• Exercise directions: Write out the whole listing, matching it exactly.

** start of Data records **

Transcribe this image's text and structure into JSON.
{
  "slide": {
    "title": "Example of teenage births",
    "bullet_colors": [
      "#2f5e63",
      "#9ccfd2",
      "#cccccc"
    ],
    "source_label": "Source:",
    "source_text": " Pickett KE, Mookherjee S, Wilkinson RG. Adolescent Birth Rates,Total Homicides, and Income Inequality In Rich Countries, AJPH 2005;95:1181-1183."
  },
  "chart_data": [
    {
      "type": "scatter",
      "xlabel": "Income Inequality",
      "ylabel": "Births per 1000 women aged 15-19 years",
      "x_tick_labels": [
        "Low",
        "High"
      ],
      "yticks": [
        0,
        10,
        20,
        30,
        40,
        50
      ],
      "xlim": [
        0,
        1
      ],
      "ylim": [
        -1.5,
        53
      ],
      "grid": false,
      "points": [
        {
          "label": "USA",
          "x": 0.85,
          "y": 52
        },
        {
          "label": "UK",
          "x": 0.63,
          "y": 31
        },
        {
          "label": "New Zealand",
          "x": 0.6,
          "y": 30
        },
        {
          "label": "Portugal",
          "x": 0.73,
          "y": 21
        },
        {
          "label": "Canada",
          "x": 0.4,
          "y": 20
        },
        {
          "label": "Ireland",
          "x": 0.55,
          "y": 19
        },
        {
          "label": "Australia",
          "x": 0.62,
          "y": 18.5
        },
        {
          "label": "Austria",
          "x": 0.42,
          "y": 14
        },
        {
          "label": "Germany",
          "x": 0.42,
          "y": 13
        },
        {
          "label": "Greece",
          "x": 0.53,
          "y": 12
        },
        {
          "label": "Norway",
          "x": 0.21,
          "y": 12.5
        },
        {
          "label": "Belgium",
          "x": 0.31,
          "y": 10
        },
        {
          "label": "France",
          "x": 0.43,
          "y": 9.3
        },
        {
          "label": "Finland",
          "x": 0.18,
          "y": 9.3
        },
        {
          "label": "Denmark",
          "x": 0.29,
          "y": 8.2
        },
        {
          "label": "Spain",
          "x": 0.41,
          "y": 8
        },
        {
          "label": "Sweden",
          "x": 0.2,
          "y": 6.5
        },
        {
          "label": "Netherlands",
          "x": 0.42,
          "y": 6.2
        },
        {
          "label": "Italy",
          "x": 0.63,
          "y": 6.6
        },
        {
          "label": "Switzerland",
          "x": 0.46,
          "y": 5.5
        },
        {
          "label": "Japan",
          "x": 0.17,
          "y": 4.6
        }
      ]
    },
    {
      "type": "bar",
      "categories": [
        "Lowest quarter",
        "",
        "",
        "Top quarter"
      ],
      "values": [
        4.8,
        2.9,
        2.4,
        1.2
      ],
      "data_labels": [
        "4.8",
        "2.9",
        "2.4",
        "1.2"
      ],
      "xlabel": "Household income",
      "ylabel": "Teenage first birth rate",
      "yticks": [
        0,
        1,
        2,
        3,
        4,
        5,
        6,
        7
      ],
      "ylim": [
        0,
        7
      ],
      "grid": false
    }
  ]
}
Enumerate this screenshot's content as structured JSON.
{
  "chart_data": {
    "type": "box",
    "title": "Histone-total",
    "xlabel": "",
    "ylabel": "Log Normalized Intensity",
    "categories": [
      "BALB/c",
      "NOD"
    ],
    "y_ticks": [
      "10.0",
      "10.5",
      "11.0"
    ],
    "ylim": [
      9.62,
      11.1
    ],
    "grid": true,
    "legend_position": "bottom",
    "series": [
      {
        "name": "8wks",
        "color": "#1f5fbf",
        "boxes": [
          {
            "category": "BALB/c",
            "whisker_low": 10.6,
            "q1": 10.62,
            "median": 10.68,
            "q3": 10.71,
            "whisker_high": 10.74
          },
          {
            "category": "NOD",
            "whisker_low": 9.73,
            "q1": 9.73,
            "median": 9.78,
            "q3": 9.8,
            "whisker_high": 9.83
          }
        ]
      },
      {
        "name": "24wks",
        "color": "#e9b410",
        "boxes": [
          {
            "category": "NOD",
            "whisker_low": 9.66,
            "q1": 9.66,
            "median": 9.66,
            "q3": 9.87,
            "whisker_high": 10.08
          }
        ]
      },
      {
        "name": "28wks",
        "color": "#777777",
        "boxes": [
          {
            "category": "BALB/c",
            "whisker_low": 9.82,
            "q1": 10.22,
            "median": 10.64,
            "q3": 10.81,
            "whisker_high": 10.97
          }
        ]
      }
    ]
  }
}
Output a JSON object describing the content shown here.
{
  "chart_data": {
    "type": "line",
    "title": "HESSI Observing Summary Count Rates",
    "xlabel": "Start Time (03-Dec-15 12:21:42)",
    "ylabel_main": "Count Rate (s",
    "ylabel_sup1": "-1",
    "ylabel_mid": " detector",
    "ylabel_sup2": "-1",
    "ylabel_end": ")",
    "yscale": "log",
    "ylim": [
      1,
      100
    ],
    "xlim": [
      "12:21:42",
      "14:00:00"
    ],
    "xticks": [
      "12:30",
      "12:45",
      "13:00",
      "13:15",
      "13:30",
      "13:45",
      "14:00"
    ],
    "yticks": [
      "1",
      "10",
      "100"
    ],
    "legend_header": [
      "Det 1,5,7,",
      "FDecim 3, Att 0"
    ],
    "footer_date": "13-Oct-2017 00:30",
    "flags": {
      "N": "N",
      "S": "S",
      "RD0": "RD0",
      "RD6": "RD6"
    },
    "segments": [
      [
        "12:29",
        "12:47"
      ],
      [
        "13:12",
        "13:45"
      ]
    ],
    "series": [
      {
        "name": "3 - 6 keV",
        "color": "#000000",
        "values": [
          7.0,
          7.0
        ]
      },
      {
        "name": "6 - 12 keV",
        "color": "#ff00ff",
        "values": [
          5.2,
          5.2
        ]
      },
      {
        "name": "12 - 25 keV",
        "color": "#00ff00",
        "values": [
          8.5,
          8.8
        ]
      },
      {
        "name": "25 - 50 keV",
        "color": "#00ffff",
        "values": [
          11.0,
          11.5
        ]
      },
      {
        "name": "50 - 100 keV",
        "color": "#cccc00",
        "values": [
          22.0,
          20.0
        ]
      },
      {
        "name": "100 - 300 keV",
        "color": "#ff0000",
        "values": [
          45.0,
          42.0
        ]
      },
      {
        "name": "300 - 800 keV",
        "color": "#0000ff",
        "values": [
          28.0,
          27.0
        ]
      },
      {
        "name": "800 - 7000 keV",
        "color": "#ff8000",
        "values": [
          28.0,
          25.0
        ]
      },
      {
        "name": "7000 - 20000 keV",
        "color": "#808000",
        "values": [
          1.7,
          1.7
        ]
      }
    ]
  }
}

** end of Data records **

• Solution to the problem:
Transcribe this image's text and structure into JSON.
{
  "slide": {
    "title": "Example of teenage births",
    "bullet_colors": [
      "#2f5e63",
      "#9ccfd2",
      "#cccccc"
    ],
    "source_label": "Source:",
    "source_text": " Pickett KE, Mookherjee S, Wilkinson RG. Adolescent Birth Rates,Total Homicides, and Income Inequality In Rich Countries, AJPH 2005;95:1181-1183."
  },
  "chart_data": [
    {
      "type": "scatter",
      "xlabel": "Income Inequality",
      "ylabel": "Births per 1000 women aged 15-19 years",
      "x_tick_labels": [
        "Low",
        "High"
      ],
      "yticks": [
        0,
        10,
        20,
        30,
        40,
        50
      ],
      "xlim": [
        0,
        1
      ],
      "ylim": [
        -1.5,
        53
      ],
      "grid": false,
      "points": [
        {
          "label": "USA",
          "x": 0.85,
          "y": 52
        },
        {
          "label": "UK",
          "x": 0.63,
          "y": 31
        },
        {
          "label": "New Zealand",
          "x": 0.6,
          "y": 30
        },
        {
          "label": "Portugal",
          "x": 0.73,
          "y": 21
        },
        {
          "label": "Canada",
          "x": 0.4,
          "y": 20
        },
        {
          "label": "Ireland",
          "x": 0.55,
          "y": 19
        },
        {
          "label": "Australia",
          "x": 0.62,
          "y": 18.5
        },
        {
          "label": "Austria",
          "x": 0.42,
          "y": 14
        },
        {
          "label": "Germany",
          "x": 0.42,
          "y": 13
        },
        {
          "label": "Greece",
          "x": 0.53,
          "y": 12
        },
        {
          "label": "Norway",
          "x": 0.21,
          "y": 12.5
        },
        {
          "label": "Belgium",
          "x": 0.31,
          "y": 10
        },
        {
          "label": "France",
          "x": 0.43,
          "y": 9.3
        },
        {
          "label": "Finland",
          "x": 0.18,
          "y": 9.3
        },
        {
          "label": "Denmark",
          "x": 0.29,
          "y": 8.2
        },
        {
          "label": "Spain",
          "x": 0.41,
          "y": 8
        },
        {
          "label": "Sweden",
          "x": 0.2,
          "y": 6.5
        },
        {
          "label": "Netherlands",
          "x": 0.42,
          "y": 6.2
        },
        {
          "label": "Italy",
          "x": 0.63,
          "y": 6.6
        },
        {
          "label": "Switzerland",
          "x": 0.46,
          "y": 5.5
        },
        {
          "label": "Japan",
          "x": 0.17,
          "y": 4.6
        }
      ]
    },
    {
      "type": "bar",
      "categories": [
        "Lowest quarter",
        "",
        "",
        "Top quarter"
      ],
      "values": [
        4.8,
        2.9,
        2.4,
        1.2
      ],
      "data_labels": [
        "4.8",
        "2.9",
        "2.4",
        "1.2"
      ],
      "xlabel": "Household income",
      "ylabel": "Teenage first birth rate",
      "yticks": [
        0,
        1,
        2,
        3,
        4,
        5,
        6,
        7
      ],
      "ylim": [
        0,
        7
      ],
      "grid": false
    }
  ]
}
Enumerate this screenshot's content as structured JSON.
{
  "chart_data": {
    "type": "box",
    "title": "Histone-total",
    "xlabel": "",
    "ylabel": "Log Normalized Intensity",
    "categories": [
      "BALB/c",
      "NOD"
    ],
    "y_ticks": [
      "10.0",
      "10.5",
      "11.0"
    ],
    "ylim": [
      9.62,
      11.1
    ],
    "grid": true,
    "legend_position": "bottom",
    "series": [
      {
        "name": "8wks",
        "color": "#1f5fbf",
        "boxes": [
          {
            "category": "BALB/c",
            "whisker_low": 10.6,
            "q1": 10.62,
            "median": 10.68,
            "q3": 10.71,
            "whisker_high": 10.74
          },
          {
            "category": "NOD",
            "whisker_low": 9.73,
            "q1": 9.73,
            "median": 9.78,
            "q3": 9.8,
            "whisker_high": 9.83
          }
        ]
      },
      {
        "name": "24wks",
        "color": "#e9b410",
        "boxes": [
          {
            "category": "NOD",
            "whisker_low": 9.66,
            "q1": 9.66,
            "median": 9.66,
            "q3": 9.87,
            "whisker_high": 10.08
          }
        ]
      },
      {
        "name": "28wks",
        "color": "#777777",
        "boxes": [
          {
            "category": "BALB/c",
            "whisker_low": 9.82,
            "q1": 10.22,
            "median": 10.64,
            "q3": 10.81,
            "whisker_high": 10.97
          }
        ]
      }
    ]
  }
}
Output a JSON object describing the content shown here.
{
  "chart_data": {
    "type": "line",
    "title": "HESSI Observing Summary Count Rates",
    "xlabel": "Start Time (03-Dec-15 12:21:42)",
    "ylabel_main": "Count Rate (s",
    "ylabel_sup1": "-1",
    "ylabel_mid": " detector",
    "ylabel_sup2": "-1",
    "ylabel_end": ")",
    "yscale": "log",
    "ylim": [
      1,
      100
    ],
    "xlim": [
      "12:21:42",
      "14:00:00"
    ],
    "xticks": [
      "12:30",
      "12:45",
      "13:00",
      "13:15",
      "13:30",
      "13:45",
      "14:00"
    ],
    "yticks": [
      "1",
      "10",
      "100"
    ],
    "legend_header": [
      "Det 1,5,7,",
      "FDecim 3, Att 0"
    ],
    "footer_date": "13-Oct-2017 00:30",
    "flags": {
      "N": "N",
      "S": "S",
      "RD0": "RD0",
      "RD6": "RD6"
    },
    "segments": [
      [
        "12:29",
        "12:47"
      ],
      [
        "13:12",
        "13:45"
      ]
    ],
    "series": [
      {
        "name": "3 - 6 keV",
        "color": "#000000",
        "values": [
          7.0,
          7.0
        ]
      },
      {
        "name": "6 - 12 keV",
        "color": "#ff00ff",
        "values": [
          5.2,
          5.2
        ]
      },
      {
        "name": "12 - 25 keV",
        "color": "#00ff00",
        "values": [
          8.5,
          8.8
        ]
      },
      {
        "name": "25 - 50 keV",
        "color": "#00ffff",
        "values": [
          11.0,
          11.5
        ]
      },
      {
        "name": "50 - 100 keV",
        "color": "#cccc00",
        "values": [
          22.0,
          20.0
        ]
      },
      {
        "name": "100 - 300 keV",
        "color": "#ff0000",
        "values": [
          45.0,
          42.0
        ]
      },
      {
        "name": "300 - 800 keV",
        "color": "#0000ff",
        "values": [
          28.0,
          27.0
        ]
      },
      {
        "name": "800 - 7000 keV",
        "color": "#ff8000",
        "values": [
          28.0,
          25.0
        ]
      },
      {
        "name": "7000 - 20000 keV",
        "color": "#808000",
        "values": [
          1.7,
          1.7
        ]
      }
    ]
  }
}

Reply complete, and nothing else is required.